* _TASK PROMPT_
Below are some records. Pull every line that contains the word "JSON".

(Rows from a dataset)
+ + + +

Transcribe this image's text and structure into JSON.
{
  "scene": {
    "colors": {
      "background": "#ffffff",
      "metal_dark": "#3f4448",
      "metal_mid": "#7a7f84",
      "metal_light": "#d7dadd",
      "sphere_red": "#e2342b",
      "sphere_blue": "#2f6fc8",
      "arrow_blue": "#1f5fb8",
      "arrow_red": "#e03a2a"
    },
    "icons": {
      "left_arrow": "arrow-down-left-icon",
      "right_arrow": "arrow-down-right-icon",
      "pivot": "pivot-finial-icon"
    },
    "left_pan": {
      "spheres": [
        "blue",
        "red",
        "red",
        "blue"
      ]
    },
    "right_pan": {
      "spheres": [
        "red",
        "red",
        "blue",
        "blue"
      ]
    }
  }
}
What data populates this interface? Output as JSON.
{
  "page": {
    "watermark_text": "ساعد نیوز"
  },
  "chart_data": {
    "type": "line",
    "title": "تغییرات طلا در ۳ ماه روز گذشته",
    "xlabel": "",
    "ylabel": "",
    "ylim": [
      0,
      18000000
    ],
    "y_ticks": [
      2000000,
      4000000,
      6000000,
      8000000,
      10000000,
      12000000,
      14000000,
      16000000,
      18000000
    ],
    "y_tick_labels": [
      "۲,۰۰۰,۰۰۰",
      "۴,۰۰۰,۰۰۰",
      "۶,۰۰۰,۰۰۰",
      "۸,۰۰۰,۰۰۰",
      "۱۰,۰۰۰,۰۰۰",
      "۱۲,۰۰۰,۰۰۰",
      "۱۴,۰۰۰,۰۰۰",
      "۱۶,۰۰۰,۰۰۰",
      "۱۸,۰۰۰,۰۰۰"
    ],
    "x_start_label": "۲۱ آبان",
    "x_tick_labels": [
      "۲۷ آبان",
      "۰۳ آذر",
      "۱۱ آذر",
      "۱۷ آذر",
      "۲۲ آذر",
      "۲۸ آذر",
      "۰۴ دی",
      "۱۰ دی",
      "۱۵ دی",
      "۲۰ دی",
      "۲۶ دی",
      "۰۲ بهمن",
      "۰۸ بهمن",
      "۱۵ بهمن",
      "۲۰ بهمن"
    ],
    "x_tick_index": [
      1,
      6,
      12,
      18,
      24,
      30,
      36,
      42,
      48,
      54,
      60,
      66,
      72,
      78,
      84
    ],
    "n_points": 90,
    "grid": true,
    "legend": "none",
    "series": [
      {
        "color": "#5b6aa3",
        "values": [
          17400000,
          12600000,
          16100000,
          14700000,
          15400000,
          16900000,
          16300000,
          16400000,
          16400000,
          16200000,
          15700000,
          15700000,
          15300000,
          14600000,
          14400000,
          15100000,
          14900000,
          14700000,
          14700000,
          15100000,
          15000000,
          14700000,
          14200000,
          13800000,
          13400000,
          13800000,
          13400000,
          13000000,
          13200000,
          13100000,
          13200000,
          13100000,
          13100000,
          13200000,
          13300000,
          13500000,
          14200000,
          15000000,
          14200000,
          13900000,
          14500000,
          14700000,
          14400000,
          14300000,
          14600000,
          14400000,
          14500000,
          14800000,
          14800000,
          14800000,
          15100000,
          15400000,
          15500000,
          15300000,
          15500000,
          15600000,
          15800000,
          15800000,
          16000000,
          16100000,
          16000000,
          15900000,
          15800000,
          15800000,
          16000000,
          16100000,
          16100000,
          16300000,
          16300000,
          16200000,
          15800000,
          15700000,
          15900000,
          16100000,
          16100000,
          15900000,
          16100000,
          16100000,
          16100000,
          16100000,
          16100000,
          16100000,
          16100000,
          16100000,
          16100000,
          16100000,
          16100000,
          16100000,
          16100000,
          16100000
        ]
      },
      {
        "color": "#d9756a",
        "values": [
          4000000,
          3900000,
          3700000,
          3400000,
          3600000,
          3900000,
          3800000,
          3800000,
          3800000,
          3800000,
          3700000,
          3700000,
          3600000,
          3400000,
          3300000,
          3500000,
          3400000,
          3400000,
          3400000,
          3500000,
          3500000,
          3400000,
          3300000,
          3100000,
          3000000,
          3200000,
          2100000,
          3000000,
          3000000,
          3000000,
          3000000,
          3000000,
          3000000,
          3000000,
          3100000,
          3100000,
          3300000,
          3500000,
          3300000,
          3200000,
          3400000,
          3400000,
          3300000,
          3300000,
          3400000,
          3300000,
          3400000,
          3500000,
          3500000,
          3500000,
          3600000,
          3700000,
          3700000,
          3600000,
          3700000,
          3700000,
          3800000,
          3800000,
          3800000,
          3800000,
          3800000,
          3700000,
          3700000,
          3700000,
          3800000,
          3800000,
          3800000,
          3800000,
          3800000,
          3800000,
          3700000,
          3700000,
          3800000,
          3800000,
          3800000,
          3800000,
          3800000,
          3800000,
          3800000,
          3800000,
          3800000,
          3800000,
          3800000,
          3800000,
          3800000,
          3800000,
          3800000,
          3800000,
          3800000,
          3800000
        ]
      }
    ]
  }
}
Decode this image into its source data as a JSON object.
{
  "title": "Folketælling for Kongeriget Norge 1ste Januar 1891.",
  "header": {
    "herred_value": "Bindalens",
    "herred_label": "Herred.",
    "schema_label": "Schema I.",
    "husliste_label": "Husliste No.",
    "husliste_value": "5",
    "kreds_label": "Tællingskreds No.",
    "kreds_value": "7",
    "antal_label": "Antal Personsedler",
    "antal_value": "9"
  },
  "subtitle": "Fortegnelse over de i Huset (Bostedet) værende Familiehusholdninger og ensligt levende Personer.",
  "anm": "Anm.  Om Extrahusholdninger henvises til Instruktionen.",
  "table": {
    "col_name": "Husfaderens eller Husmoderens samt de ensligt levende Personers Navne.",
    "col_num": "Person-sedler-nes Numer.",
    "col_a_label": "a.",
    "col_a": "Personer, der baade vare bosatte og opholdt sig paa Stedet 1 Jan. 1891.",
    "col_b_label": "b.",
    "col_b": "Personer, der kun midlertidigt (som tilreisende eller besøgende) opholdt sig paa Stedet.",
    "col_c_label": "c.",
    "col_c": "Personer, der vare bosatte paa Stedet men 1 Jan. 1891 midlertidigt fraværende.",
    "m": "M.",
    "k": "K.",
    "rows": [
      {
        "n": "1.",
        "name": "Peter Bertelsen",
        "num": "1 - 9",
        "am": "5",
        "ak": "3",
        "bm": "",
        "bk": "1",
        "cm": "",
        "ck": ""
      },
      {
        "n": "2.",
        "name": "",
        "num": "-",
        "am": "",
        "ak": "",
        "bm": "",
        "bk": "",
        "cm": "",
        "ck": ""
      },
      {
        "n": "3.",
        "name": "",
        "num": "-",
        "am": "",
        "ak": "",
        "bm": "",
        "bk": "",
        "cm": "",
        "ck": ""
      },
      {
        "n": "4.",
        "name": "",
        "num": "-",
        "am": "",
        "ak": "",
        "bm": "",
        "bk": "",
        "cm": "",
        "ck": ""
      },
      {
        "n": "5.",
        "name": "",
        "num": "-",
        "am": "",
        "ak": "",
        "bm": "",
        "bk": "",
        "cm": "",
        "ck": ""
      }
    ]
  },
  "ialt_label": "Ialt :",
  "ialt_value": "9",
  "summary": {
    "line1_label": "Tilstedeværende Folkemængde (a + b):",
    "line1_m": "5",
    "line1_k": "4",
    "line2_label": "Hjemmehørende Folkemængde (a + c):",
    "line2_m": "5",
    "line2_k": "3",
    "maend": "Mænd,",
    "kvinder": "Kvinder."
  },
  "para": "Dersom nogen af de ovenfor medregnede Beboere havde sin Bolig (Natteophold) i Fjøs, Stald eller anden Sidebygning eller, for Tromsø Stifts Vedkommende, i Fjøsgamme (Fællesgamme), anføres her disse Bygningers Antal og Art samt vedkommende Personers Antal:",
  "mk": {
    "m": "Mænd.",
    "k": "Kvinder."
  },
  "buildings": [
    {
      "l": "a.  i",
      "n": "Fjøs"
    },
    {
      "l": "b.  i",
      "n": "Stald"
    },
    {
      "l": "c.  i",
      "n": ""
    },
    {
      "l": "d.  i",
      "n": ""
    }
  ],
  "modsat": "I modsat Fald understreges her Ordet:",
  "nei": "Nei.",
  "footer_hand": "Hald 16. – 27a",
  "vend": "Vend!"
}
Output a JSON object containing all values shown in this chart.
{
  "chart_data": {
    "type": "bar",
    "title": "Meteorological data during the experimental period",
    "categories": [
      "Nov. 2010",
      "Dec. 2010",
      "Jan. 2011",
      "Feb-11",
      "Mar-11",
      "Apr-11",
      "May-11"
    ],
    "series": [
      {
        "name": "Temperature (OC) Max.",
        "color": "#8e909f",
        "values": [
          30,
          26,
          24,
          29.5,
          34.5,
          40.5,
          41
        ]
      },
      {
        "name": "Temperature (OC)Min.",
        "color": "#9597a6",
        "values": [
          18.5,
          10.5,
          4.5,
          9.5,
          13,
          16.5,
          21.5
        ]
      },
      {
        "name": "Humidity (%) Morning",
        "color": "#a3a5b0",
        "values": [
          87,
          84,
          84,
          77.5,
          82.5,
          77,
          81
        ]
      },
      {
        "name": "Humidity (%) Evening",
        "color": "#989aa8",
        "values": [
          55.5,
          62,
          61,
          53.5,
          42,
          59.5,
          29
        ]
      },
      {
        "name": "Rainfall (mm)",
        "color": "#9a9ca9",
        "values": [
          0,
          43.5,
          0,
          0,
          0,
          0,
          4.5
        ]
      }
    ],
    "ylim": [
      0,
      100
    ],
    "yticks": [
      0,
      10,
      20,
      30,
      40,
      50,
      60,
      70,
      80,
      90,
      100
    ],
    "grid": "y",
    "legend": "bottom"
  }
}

+ + + +

* _EXERCISE OUTPUT_
Transcribe this image's text and structure into JSON.
What data populates this interface? Output as JSON.
Decode this image into its source data as a JSON object.
Output a JSON object containing all values shown in this chart.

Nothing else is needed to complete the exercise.